→ SHORT TASK 1:
In the dataset entries below, copy the rows word for word, from the first row up to and including the row that contains "y-tick-label: 1,000,000 bbox=[94, 704, 161, 722]".

→ TEXT TO READ:
┄┄┄┄┄┄┄┄┄┄┄┄┄┄┄┄┄┄┄┄

PATRICIA WILSON-ADAMS: stain me with the intensity of black
Free exhibition
Patricia Wilson-Adams has been a printmaker for most of her creative life and states - 'you might say it is engraved into the very way I live. I have spent a lifetime with black stains under my fingernails'.
This survey exhibition comprises traditional etchings and engravings as well as a wide range of works including installations and major sculptural works which are to be shown for the first time.
Wilson-Adams’ work is framed around the healing theories of Ecophenomenology - a re-conceptualisation of human relationships with the natural earth.[1] The work focuses essentially on issues concerning the environment, cultural landscapes, land usage and the place of the individual within these spaces. Here she explores notions of what it is like 'to be in and of the world'. One of the most pervasive themes of the exhibition is around the sense of loss – the loss of land, the loss of those who have gone before and the loss of environment.

┄┄┄┄┄┄┄┄┄┄┄┄┄┄┄┄┄┄┄┄

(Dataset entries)
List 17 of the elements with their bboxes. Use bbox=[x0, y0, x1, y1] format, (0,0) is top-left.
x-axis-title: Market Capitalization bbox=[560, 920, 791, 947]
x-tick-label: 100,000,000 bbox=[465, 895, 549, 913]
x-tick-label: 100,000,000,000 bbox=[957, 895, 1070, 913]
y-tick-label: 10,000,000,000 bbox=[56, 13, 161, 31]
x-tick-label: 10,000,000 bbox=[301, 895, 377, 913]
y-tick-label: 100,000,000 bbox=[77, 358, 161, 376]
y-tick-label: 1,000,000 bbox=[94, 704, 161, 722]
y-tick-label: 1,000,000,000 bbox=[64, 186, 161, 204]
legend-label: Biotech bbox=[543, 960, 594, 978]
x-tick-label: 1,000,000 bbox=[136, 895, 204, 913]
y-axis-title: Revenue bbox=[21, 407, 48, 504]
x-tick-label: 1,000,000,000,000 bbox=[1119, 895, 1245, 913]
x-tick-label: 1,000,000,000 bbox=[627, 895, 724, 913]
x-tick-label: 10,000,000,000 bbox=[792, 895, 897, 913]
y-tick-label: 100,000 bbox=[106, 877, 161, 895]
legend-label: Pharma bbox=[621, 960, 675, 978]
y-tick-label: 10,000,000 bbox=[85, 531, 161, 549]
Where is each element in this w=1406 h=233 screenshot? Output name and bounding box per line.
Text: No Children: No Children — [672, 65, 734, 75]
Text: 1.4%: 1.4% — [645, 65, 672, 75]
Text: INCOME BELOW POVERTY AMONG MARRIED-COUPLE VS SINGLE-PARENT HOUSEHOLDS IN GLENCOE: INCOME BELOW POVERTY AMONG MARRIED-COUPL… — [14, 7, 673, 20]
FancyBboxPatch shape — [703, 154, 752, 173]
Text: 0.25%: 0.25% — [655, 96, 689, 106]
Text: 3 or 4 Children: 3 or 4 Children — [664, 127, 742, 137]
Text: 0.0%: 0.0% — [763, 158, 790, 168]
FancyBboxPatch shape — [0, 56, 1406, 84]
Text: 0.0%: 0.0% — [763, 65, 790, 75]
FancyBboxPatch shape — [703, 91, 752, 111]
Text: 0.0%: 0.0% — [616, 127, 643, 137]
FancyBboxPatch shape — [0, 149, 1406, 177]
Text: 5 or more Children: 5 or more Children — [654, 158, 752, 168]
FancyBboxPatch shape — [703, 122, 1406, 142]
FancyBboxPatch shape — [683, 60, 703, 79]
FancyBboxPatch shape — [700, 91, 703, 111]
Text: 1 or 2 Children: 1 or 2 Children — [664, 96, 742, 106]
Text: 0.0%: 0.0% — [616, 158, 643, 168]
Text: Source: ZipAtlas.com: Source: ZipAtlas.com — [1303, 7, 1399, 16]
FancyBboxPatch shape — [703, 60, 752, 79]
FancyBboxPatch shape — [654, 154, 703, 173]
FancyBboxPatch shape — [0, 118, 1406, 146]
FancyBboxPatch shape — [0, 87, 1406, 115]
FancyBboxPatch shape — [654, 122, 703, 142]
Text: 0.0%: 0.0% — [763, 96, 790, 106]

┄┄┄┄┄┄┄┄┄┄┄┄┄┄┄┄┄┄┄┄

→ SHORT TASK 2:
Repeat the passage from the exhibition text above, from "PATRICIA WILSON-ADAMS: stain" up to and including "under my fingernails'.", without changing a word.

→ WRITTEN REPLY 1:
List 17 of the elements with their bboxes. Use bbox=[x0, y0, x1, y1] format, (0,0) is top-left.
x-axis-title: Market Capitalization bbox=[560, 920, 791, 947]
x-tick-label: 100,000,000 bbox=[465, 895, 549, 913]
x-tick-label: 100,000,000,000 bbox=[957, 895, 1070, 913]
y-tick-label: 10,000,000,000 bbox=[56, 13, 161, 31]
x-tick-label: 10,000,000 bbox=[301, 895, 377, 913]
y-tick-label: 100,000,000 bbox=[77, 358, 161, 376]
y-tick-label: 1,000,000 bbox=[94, 704, 161, 722]

→ WRITTEN REPLY 2:
PATRICIA WILSON-ADAMS: stain me with the intensity of black
Free exhibition
Patricia Wilson-Adams has been a printmaker for most of her creative life and states - 'you might say it is engraved into the very way I live. I have spent a lifetime with black stains under my fingernails'.